** Supplied material follows **

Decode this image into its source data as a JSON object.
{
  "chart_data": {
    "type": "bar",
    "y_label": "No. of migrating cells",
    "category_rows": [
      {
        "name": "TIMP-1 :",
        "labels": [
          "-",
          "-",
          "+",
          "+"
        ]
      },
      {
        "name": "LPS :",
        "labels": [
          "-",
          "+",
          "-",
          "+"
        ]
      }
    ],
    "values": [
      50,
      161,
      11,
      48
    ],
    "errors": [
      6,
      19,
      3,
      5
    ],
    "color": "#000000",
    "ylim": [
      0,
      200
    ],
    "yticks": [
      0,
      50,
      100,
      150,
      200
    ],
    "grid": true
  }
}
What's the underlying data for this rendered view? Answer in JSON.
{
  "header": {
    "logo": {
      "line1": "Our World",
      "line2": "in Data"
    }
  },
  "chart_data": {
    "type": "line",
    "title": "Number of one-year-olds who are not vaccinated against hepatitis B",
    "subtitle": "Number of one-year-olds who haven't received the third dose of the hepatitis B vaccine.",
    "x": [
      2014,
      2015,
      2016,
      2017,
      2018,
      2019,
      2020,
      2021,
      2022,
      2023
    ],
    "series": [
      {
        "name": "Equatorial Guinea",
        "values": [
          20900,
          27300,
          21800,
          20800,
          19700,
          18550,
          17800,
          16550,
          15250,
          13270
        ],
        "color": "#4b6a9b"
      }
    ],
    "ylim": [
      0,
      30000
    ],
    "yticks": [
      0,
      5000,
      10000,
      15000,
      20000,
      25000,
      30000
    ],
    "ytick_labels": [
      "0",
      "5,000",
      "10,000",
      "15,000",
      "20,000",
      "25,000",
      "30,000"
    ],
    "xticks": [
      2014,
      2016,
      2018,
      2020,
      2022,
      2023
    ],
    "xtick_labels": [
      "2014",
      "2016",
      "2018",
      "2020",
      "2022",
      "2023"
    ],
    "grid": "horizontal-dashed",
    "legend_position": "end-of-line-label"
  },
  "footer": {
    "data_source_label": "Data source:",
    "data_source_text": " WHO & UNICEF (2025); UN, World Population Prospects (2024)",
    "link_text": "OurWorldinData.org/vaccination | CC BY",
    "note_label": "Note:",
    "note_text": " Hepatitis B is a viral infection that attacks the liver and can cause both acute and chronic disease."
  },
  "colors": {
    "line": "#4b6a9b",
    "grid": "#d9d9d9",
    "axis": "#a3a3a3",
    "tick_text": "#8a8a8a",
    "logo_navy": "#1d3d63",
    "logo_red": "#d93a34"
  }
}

** End of Supplied material **

- [About this task]:
In the entries above, find each line that has the word "name". Copy it.

- [Answer space]:
        "name": "TIMP-1 :",
        "name": "LPS :",
        "name": "Equatorial Guinea",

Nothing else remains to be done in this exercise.